"""

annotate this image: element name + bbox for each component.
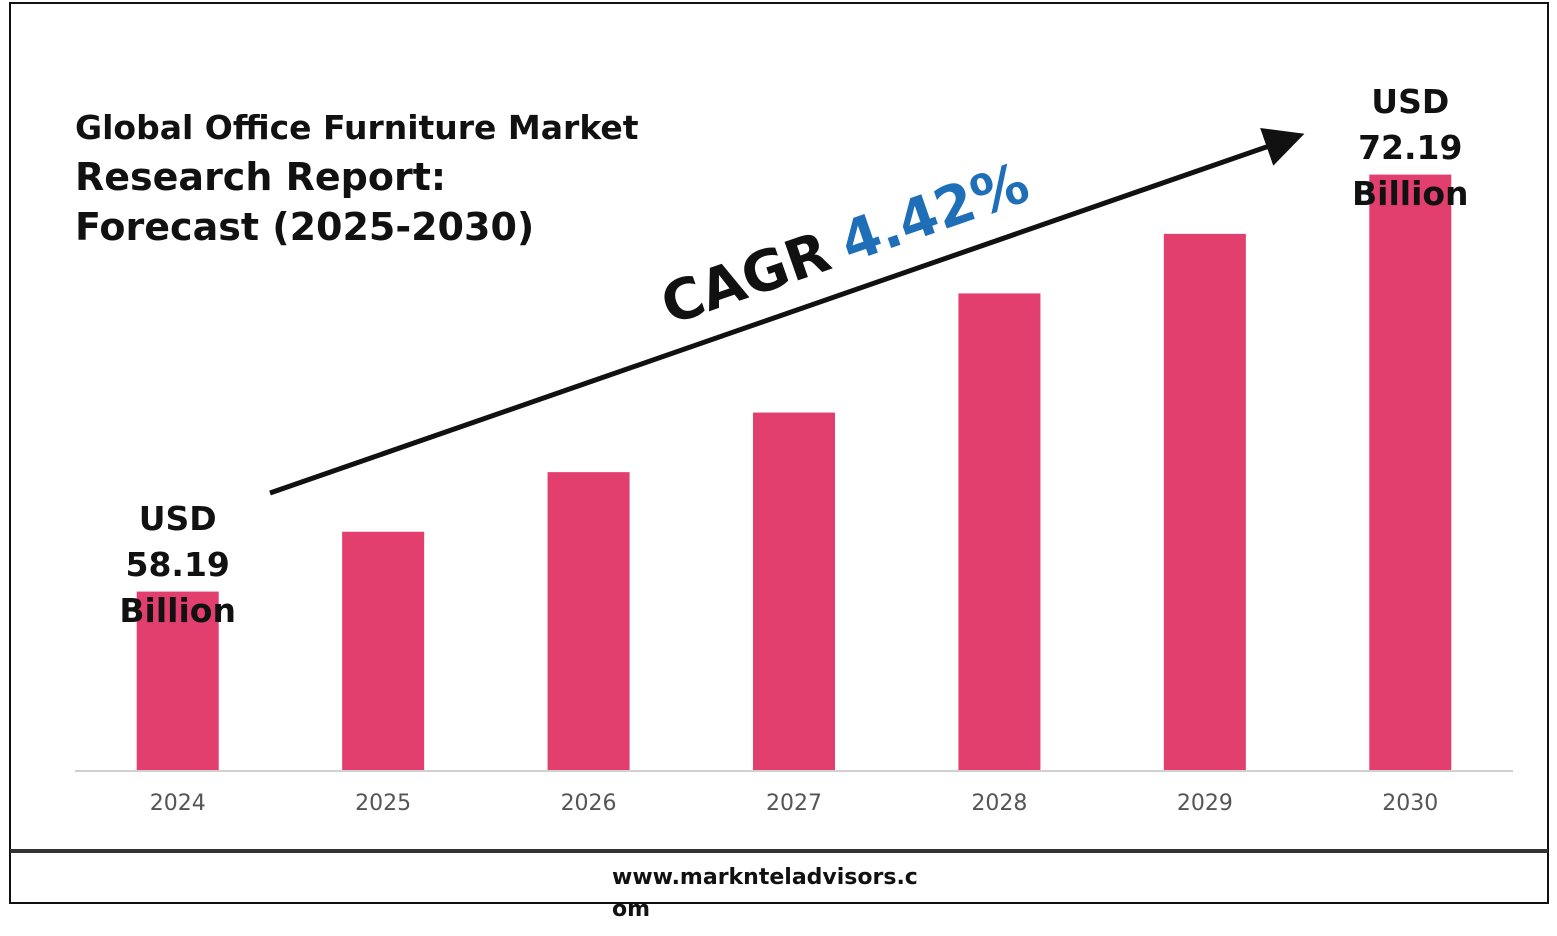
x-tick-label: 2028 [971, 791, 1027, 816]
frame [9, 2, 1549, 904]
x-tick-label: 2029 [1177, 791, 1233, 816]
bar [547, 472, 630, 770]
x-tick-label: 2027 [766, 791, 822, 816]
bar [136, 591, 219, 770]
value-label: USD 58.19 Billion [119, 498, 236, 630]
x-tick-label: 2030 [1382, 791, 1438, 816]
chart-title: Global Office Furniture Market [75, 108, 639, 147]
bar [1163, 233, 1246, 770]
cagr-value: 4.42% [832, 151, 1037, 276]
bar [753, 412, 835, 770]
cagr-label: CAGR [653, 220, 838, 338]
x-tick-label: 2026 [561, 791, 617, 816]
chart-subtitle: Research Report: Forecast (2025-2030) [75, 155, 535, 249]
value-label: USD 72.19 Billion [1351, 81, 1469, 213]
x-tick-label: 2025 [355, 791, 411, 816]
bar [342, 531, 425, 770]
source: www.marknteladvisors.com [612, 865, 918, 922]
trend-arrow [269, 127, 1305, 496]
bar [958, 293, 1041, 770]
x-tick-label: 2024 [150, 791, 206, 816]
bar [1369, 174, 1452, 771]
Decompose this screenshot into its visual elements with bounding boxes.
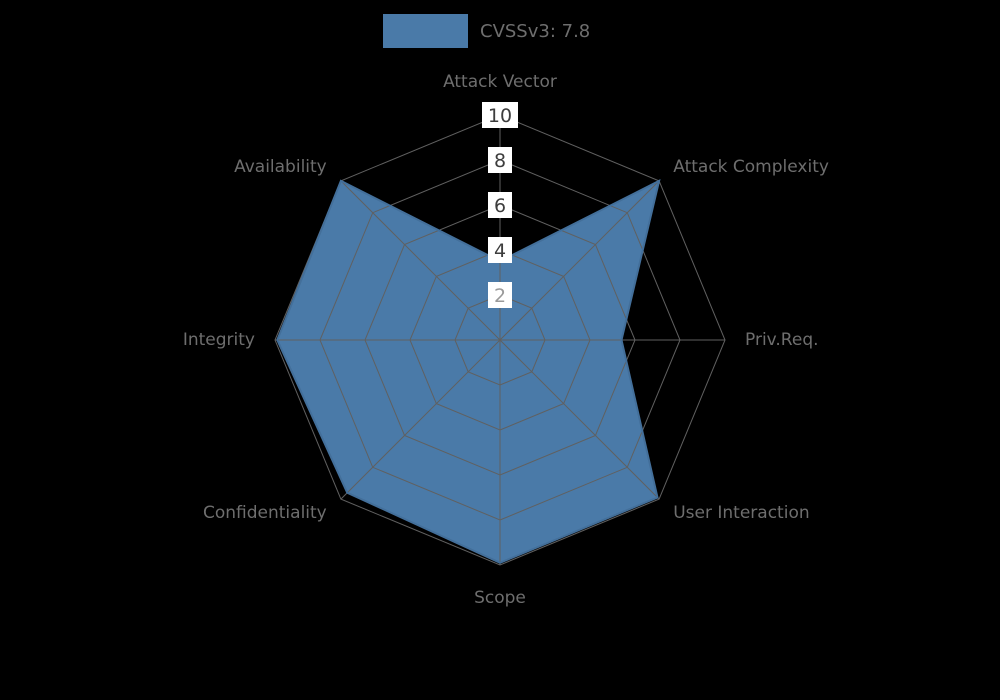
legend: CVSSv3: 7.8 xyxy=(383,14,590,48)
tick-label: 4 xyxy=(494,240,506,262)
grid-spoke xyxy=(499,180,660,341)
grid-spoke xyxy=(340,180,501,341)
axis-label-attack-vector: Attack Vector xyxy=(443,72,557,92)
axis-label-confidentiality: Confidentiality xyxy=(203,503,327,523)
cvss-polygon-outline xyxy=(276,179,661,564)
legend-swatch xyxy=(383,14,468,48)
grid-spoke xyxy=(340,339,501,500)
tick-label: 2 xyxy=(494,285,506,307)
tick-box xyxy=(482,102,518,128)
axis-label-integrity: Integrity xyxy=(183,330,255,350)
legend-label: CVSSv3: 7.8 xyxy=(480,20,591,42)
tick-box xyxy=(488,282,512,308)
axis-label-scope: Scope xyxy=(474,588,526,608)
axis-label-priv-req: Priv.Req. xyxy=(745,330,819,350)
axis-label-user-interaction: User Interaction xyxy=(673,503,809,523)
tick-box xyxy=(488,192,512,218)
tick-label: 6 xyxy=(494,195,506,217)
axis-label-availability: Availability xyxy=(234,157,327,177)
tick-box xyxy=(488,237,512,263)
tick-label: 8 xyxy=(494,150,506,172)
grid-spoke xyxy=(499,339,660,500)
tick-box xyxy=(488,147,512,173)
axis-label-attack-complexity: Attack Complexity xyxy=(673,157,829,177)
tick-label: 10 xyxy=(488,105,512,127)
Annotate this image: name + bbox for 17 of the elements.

"""

→ **GIVEN PROBLEM**: Copy every line of the entries above word for word, leaving out the pictures.

→ **EXPECTED ANSWER**:
annotate this image: element name + bbox for each component.
x-tick-label: 2028 [971, 791, 1027, 816]
frame [9, 2, 1549, 904]
x-tick-label: 2029 [1177, 791, 1233, 816]
bar [547, 472, 630, 770]
x-tick-label: 2027 [766, 791, 822, 816]
bar [136, 591, 219, 770]
value-label: USD 58.19 Billion [119, 498, 236, 630]
x-tick-label: 2030 [1382, 791, 1438, 816]
chart-title: Global Office Furniture Market [75, 108, 639, 147]
bar [1163, 233, 1246, 770]
cagr-value: 4.42% [832, 151, 1037, 276]
bar [753, 412, 835, 770]
cagr-label: CAGR [653, 220, 838, 338]
x-tick-label: 2026 [561, 791, 617, 816]
chart-subtitle: Research Report: Forecast (2025-2030) [75, 155, 535, 249]
value-label: USD 72.19 Billion [1351, 81, 1469, 213]
x-tick-label: 2025 [355, 791, 411, 816]
bar [342, 531, 425, 770]
source: www.marknteladvisors.com [612, 865, 918, 922]
trend-arrow [269, 127, 1305, 496]
bar [958, 293, 1041, 770]
x-tick-label: 2024 [150, 791, 206, 816]
bar [1369, 174, 1452, 771]
Decompose this screenshot into its visual elements with bounding boxes.
legend: CVSSv3: 7.8 xyxy=(383,14,590,48)
tick-label: 4 xyxy=(494,240,506,262)
grid-spoke xyxy=(499,180,660,341)
grid-spoke xyxy=(340,180,501,341)
axis-label-attack-vector: Attack Vector xyxy=(443,72,557,92)
axis-label-confidentiality: Confidentiality xyxy=(203,503,327,523)
cvss-polygon-outline xyxy=(276,179,661,564)
legend-swatch xyxy=(383,14,468,48)
grid-spoke xyxy=(340,339,501,500)
tick-label: 2 xyxy=(494,285,506,307)
tick-box xyxy=(482,102,518,128)
axis-label-integrity: Integrity xyxy=(183,330,255,350)
legend-label: CVSSv3: 7.8 xyxy=(480,20,591,42)
tick-box xyxy=(488,282,512,308)
axis-label-scope: Scope xyxy=(474,588,526,608)
axis-label-priv-req: Priv.Req. xyxy=(745,330,819,350)
axis-label-user-interaction: User Interaction xyxy=(673,503,809,523)
tick-box xyxy=(488,192,512,218)
tick-label: 6 xyxy=(494,195,506,217)
axis-label-availability: Availability xyxy=(234,157,327,177)
tick-box xyxy=(488,237,512,263)
tick-label: 8 xyxy=(494,150,506,172)
grid-spoke xyxy=(499,339,660,500)
tick-box xyxy=(488,147,512,173)
axis-label-attack-complexity: Attack Complexity xyxy=(673,157,829,177)
tick-label: 10 xyxy=(488,105,512,127)
Annotate this image: name + bbox for 17 of the elements.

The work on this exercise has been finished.